What the exercise asks → Take all the material and copy it exactly.

>> begin Available records

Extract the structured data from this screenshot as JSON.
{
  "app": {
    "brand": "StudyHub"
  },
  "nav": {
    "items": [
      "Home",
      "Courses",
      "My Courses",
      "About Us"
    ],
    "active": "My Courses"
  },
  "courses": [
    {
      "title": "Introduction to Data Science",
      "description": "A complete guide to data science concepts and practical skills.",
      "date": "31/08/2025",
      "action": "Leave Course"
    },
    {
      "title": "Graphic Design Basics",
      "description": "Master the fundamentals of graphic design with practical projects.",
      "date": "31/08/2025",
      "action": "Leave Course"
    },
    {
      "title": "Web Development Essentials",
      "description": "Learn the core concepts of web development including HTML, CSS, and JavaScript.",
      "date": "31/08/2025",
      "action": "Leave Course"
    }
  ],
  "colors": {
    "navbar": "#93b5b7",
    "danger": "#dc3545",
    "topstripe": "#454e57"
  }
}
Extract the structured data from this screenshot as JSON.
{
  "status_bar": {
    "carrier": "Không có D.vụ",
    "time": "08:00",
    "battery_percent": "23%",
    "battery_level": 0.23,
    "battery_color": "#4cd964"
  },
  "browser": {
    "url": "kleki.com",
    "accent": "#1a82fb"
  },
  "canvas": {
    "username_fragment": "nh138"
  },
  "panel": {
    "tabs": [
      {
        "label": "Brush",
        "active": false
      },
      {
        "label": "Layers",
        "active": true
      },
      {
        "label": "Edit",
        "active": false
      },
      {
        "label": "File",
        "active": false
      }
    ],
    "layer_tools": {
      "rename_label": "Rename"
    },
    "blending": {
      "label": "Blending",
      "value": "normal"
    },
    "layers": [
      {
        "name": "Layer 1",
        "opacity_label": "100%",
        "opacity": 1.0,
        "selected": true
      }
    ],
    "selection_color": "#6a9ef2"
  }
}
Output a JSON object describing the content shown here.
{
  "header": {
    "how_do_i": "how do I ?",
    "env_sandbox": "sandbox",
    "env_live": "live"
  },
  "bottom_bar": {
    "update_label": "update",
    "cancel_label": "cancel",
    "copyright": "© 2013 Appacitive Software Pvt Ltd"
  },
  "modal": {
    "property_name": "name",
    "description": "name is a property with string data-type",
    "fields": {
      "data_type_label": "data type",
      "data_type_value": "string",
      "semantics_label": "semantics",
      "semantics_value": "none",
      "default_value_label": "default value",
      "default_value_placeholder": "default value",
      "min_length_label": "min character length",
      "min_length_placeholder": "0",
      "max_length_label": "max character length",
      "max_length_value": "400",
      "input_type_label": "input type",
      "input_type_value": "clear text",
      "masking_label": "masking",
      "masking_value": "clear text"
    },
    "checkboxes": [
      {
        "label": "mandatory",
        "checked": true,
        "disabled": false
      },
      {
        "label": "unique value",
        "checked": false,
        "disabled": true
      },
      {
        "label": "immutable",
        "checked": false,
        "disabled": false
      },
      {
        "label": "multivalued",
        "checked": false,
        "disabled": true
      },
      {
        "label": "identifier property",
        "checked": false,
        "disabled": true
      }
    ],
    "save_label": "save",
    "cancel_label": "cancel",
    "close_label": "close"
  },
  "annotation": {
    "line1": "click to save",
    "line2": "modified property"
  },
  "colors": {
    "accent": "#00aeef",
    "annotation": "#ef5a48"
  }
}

>> end Available records

Written reply →
Extract the structured data from this screenshot as JSON.
{
  "app": {
    "brand": "StudyHub"
  },
  "nav": {
    "items": [
      "Home",
      "Courses",
      "My Courses",
      "About Us"
    ],
    "active": "My Courses"
  },
  "courses": [
    {
      "title": "Introduction to Data Science",
      "description": "A complete guide to data science concepts and practical skills.",
      "date": "31/08/2025",
      "action": "Leave Course"
    },
    {
      "title": "Graphic Design Basics",
      "description": "Master the fundamentals of graphic design with practical projects.",
      "date": "31/08/2025",
      "action": "Leave Course"
    },
    {
      "title": "Web Development Essentials",
      "description": "Learn the core concepts of web development including HTML, CSS, and JavaScript.",
      "date": "31/08/2025",
      "action": "Leave Course"
    }
  ],
  "colors": {
    "navbar": "#93b5b7",
    "danger": "#dc3545",
    "topstripe": "#454e57"
  }
}
Extract the structured data from this screenshot as JSON.
{
  "status_bar": {
    "carrier": "Không có D.vụ",
    "time": "08:00",
    "battery_percent": "23%",
    "battery_level": 0.23,
    "battery_color": "#4cd964"
  },
  "browser": {
    "url": "kleki.com",
    "accent": "#1a82fb"
  },
  "canvas": {
    "username_fragment": "nh138"
  },
  "panel": {
    "tabs": [
      {
        "label": "Brush",
        "active": false
      },
      {
        "label": "Layers",
        "active": true
      },
      {
        "label": "Edit",
        "active": false
      },
      {
        "label": "File",
        "active": false
      }
    ],
    "layer_tools": {
      "rename_label": "Rename"
    },
    "blending": {
      "label": "Blending",
      "value": "normal"
    },
    "layers": [
      {
        "name": "Layer 1",
        "opacity_label": "100%",
        "opacity": 1.0,
        "selected": true
      }
    ],
    "selection_color": "#6a9ef2"
  }
}
Output a JSON object describing the content shown here.
{
  "header": {
    "how_do_i": "how do I ?",
    "env_sandbox": "sandbox",
    "env_live": "live"
  },
  "bottom_bar": {
    "update_label": "update",
    "cancel_label": "cancel",
    "copyright": "© 2013 Appacitive Software Pvt Ltd"
  },
  "modal": {
    "property_name": "name",
    "description": "name is a property with string data-type",
    "fields": {
      "data_type_label": "data type",
      "data_type_value": "string",
      "semantics_label": "semantics",
      "semantics_value": "none",
      "default_value_label": "default value",
      "default_value_placeholder": "default value",
      "min_length_label": "min character length",
      "min_length_placeholder": "0",
      "max_length_label": "max character length",
      "max_length_value": "400",
      "input_type_label": "input type",
      "input_type_value": "clear text",
      "masking_label": "masking",
      "masking_value": "clear text"
    },
    "checkboxes": [
      {
        "label": "mandatory",
        "checked": true,
        "disabled": false
      },
      {
        "label": "unique value",
        "checked": false,
        "disabled": true
      },
      {
        "label": "immutable",
        "checked": false,
        "disabled": false
      },
      {
        "label": "multivalued",
        "checked": false,
        "disabled": true
      },
      {
        "label": "identifier property",
        "checked": false,
        "disabled": true
      }
    ],
    "save_label": "save",
    "cancel_label": "cancel",
    "close_label": "close"
  },
  "annotation": {
    "line1": "click to save",
    "line2": "modified property"
  },
  "colors": {
    "accent": "#00aeef",
    "annotation": "#ef5a48"
  }
}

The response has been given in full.